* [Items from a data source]

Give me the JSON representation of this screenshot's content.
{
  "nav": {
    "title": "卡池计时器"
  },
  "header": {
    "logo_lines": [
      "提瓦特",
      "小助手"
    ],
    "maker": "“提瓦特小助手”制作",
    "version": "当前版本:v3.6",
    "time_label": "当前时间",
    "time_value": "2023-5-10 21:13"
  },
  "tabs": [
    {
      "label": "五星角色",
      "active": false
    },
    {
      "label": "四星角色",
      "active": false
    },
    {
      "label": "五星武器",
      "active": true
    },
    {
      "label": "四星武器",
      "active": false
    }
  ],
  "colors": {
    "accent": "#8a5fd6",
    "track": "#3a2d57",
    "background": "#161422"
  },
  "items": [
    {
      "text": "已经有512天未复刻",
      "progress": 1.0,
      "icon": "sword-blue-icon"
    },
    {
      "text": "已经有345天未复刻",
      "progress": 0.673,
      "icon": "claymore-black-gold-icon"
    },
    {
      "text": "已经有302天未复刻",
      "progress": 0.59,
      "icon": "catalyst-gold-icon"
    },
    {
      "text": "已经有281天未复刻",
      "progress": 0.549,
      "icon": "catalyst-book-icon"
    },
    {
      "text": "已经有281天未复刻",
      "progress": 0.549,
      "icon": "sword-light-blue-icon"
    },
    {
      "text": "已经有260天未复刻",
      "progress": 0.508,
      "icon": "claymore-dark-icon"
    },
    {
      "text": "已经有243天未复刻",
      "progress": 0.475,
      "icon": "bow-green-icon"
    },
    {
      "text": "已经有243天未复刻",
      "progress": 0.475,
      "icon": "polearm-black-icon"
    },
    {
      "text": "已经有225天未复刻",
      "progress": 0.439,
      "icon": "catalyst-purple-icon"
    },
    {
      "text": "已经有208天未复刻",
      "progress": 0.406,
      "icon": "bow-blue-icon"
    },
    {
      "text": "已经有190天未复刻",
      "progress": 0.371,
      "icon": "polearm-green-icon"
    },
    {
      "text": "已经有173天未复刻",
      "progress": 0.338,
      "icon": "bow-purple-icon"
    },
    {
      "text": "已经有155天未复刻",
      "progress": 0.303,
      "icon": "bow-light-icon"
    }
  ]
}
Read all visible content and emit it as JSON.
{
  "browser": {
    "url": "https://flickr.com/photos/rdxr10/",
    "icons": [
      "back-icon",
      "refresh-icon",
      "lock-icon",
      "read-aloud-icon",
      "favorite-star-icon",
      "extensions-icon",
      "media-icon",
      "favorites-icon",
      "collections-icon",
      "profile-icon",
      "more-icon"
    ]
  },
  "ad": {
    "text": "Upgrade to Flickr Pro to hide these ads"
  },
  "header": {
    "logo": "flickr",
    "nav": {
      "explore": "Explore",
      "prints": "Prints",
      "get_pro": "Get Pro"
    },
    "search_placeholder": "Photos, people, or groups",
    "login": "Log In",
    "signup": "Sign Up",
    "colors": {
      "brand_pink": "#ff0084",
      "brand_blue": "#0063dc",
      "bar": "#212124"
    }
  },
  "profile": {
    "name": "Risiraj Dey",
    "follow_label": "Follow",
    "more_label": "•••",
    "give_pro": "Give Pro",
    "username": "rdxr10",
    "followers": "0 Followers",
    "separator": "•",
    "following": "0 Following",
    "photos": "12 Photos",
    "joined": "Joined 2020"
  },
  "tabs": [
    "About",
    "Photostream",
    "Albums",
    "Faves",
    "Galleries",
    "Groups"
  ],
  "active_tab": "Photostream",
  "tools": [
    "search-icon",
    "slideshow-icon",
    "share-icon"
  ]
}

* [GIVEN PROBLEM]
Give the complete listing a second time, exactly as it reads.

* [ANSWER TO THIS EXERCISE]
Give me the JSON representation of this screenshot's content.
{
  "nav": {
    "title": "卡池计时器"
  },
  "header": {
    "logo_lines": [
      "提瓦特",
      "小助手"
    ],
    "maker": "“提瓦特小助手”制作",
    "version": "当前版本:v3.6",
    "time_label": "当前时间",
    "time_value": "2023-5-10 21:13"
  },
  "tabs": [
    {
      "label": "五星角色",
      "active": false
    },
    {
      "label": "四星角色",
      "active": false
    },
    {
      "label": "五星武器",
      "active": true
    },
    {
      "label": "四星武器",
      "active": false
    }
  ],
  "colors": {
    "accent": "#8a5fd6",
    "track": "#3a2d57",
    "background": "#161422"
  },
  "items": [
    {
      "text": "已经有512天未复刻",
      "progress": 1.0,
      "icon": "sword-blue-icon"
    },
    {
      "text": "已经有345天未复刻",
      "progress": 0.673,
      "icon": "claymore-black-gold-icon"
    },
    {
      "text": "已经有302天未复刻",
      "progress": 0.59,
      "icon": "catalyst-gold-icon"
    },
    {
      "text": "已经有281天未复刻",
      "progress": 0.549,
      "icon": "catalyst-book-icon"
    },
    {
      "text": "已经有281天未复刻",
      "progress": 0.549,
      "icon": "sword-light-blue-icon"
    },
    {
      "text": "已经有260天未复刻",
      "progress": 0.508,
      "icon": "claymore-dark-icon"
    },
    {
      "text": "已经有243天未复刻",
      "progress": 0.475,
      "icon": "bow-green-icon"
    },
    {
      "text": "已经有243天未复刻",
      "progress": 0.475,
      "icon": "polearm-black-icon"
    },
    {
      "text": "已经有225天未复刻",
      "progress": 0.439,
      "icon": "catalyst-purple-icon"
    },
    {
      "text": "已经有208天未复刻",
      "progress": 0.406,
      "icon": "bow-blue-icon"
    },
    {
      "text": "已经有190天未复刻",
      "progress": 0.371,
      "icon": "polearm-green-icon"
    },
    {
      "text": "已经有173天未复刻",
      "progress": 0.338,
      "icon": "bow-purple-icon"
    },
    {
      "text": "已经有155天未复刻",
      "progress": 0.303,
      "icon": "bow-light-icon"
    }
  ]
}
Read all visible content and emit it as JSON.
{
  "browser": {
    "url": "https://flickr.com/photos/rdxr10/",
    "icons": [
      "back-icon",
      "refresh-icon",
      "lock-icon",
      "read-aloud-icon",
      "favorite-star-icon",
      "extensions-icon",
      "media-icon",
      "favorites-icon",
      "collections-icon",
      "profile-icon",
      "more-icon"
    ]
  },
  "ad": {
    "text": "Upgrade to Flickr Pro to hide these ads"
  },
  "header": {
    "logo": "flickr",
    "nav": {
      "explore": "Explore",
      "prints": "Prints",
      "get_pro": "Get Pro"
    },
    "search_placeholder": "Photos, people, or groups",
    "login": "Log In",
    "signup": "Sign Up",
    "colors": {
      "brand_pink": "#ff0084",
      "brand_blue": "#0063dc",
      "bar": "#212124"
    }
  },
  "profile": {
    "name": "Risiraj Dey",
    "follow_label": "Follow",
    "more_label": "•••",
    "give_pro": "Give Pro",
    "username": "rdxr10",
    "followers": "0 Followers",
    "separator": "•",
    "following": "0 Following",
    "photos": "12 Photos",
    "joined": "Joined 2020"
  },
  "tabs": [
    "About",
    "Photostream",
    "Albums",
    "Faves",
    "Galleries",
    "Groups"
  ],
  "active_tab": "Photostream",
  "tools": [
    "search-icon",
    "slideshow-icon",
    "share-icon"
  ]
}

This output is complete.